[READING TEXT — start]

‘You shot me’: Retired Mountie testifies at inquest into RCMP shooting of Nunavut man

retired mountie

Charles Qirngnirq, 21, was shot and killed by the RCMP in 2016.


One of two RCMP officers who confronted an armed 21-year-old Inuk man the morning a Mountie shot him in a remote Nunavut community says she feared for her life that day.

Former corporal Tanya Kellogg told a coroner’s inquest Tuesday into Charles Qirngnirq’s death that she had been working relief in Gjoa Haven for about a week when Qirngnirq was shot on Dec. 19, 2016, outside the airport.

Kellogg, who is now retired, said she and Const. Ian Crowe had responded to calls of a suicidal male with a rifle. It was about -33 C, but conditions were clear, she said.

Crowe and Kellogg, who were with the RCMP for 17 years, were the only two officers working in Gjoa Haven that day.

She said they left the detachment after receiving the calls and brought a carbine _ a high-powered rifle equipped with a telescopic sight _ with them. They drove down the road to the airport, where they spotted Qirngnirq outside the terminal building, and stopped.

Kellogg said she didn’t initially see Qirngnirq holding a rifle, but then spotted it when he turned away from the airport to walk toward town. She said he was “pumping” the rifle and yelling.

Crowe got out of the police vehicle and positioned himself behind the hood on the driver’s side with the carbine, she testified.

Kellogg said she sat on the passenger side on the edge of her seat and yelled over the vehicle’s loud hailer for Qirngnirq to stop and put the gun down, but he did not.

The officers were roughly 140 to 155 metres from Qirngnirq, Kellogg said, while Qirngnirq was about the same distance from town.

She said she feared for her life as only the vehicle door was between herself and Qirngnirq.

“Training would teach me to take cover when I see a gun. In this situation, I didn’t seek proper cover.”

Kellogg said Qirngnirq was not facing them, but then seemed to turn and aim his rifle at the officers.

She said she heard “a loud bang” _ which was Crowe firing the carbine _ seconds after Qirngnirq turned to face them.

“He pointed it to us and in seconds he was shot,” Kellogg said.

Officers are trained that when a gun is pointed at them and they fear for their lives, the proper police response is to shoot, she told the inquest.

She said when they reached Qirngnirq, she remembers him saying to the officers, “Why do you shoot?” while they were handcuffing him.

Qirngnirq had been hit in the right hip and was taken to the health centre. Like 24 of Nunavut’s 25 communities, there is no hospital in Gjoa Haven.

Nurses tended to Qirngnirq, who was still alive. At one point, Kellogg held the gauze over the bullet wound, she said.

“He looked up at me and said, ‘You shot me.”’

Qirngnirq died before a medevac plane could leave the community.

Kellogg also testified that she hadn’t received much training from the RCMP about Nunavut before coming to the territory as a relief officer.

She said she had concerns for her and Crowe’s safety following the shooting, and she left the community two days later.

Crowe was expected to testify at the inquest later Tuesday.

[READING TEXT — finish]
[GIVEN DATA — start]

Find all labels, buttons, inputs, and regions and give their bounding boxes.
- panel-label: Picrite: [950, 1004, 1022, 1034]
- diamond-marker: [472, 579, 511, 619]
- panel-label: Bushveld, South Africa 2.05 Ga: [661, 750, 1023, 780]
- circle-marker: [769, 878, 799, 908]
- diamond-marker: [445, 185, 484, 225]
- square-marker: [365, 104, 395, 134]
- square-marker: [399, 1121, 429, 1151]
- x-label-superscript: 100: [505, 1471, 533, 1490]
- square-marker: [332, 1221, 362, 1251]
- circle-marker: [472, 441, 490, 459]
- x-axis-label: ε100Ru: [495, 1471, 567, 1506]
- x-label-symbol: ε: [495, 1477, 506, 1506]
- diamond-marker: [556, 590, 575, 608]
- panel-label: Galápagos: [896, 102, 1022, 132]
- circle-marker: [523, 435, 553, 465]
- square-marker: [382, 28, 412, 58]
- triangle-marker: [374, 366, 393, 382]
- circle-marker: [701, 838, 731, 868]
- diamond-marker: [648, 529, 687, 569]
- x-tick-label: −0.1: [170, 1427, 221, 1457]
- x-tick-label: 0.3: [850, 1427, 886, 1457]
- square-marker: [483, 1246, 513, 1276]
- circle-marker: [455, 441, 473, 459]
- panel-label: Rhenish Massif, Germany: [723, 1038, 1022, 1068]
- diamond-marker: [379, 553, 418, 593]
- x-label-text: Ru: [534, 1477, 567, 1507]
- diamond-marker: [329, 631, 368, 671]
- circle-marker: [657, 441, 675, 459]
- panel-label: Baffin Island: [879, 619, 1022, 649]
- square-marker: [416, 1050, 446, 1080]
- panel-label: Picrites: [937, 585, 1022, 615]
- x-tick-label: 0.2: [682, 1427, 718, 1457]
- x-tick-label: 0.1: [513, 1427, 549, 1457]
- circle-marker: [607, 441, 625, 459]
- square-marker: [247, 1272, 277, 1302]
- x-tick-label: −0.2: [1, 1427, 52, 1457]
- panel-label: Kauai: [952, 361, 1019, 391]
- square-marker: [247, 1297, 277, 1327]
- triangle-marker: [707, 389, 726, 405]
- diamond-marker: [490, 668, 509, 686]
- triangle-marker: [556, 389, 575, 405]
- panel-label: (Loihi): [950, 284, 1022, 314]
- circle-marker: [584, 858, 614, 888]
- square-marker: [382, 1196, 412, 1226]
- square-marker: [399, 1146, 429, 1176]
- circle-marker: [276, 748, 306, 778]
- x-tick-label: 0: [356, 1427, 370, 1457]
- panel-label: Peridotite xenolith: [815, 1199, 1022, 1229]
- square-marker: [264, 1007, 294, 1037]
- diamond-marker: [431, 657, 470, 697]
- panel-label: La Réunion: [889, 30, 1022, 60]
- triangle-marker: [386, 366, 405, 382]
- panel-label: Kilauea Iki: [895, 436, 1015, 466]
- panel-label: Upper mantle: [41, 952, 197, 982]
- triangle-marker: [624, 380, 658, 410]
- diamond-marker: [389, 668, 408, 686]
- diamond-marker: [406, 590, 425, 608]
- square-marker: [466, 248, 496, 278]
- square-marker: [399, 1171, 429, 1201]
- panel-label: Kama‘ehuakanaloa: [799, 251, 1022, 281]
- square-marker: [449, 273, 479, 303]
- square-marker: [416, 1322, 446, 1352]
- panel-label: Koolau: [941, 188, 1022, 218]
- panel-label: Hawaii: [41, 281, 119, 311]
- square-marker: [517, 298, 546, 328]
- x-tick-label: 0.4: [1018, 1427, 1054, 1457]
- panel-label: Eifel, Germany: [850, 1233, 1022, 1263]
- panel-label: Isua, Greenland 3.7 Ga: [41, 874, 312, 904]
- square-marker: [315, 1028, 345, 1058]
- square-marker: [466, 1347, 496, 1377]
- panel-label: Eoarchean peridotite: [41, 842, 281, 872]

[GIVEN DATA — finish]

PROBLEM SET:
1) According to the inquest report, where on his body was Charles Qirngnirq hit?
2) Reproduce the inquest report word for word from "She said they" to "rifle and yelling.".

TASK ANSWERS:
1) He was hit in the right hip.

2)
She said they left the detachment after receiving the calls and brought a carbine _ a high-powered rifle equipped with a telescopic sight _ with them. They drove down the road to the airport, where they spotted Qirngnirq outside the terminal building, and stopped.

Kellogg said she didn’t initially see Qirngnirq holding a rifle, but then spotted it when he turned away from the airport to walk toward town. She said he was “pumping” the rifle and yelling.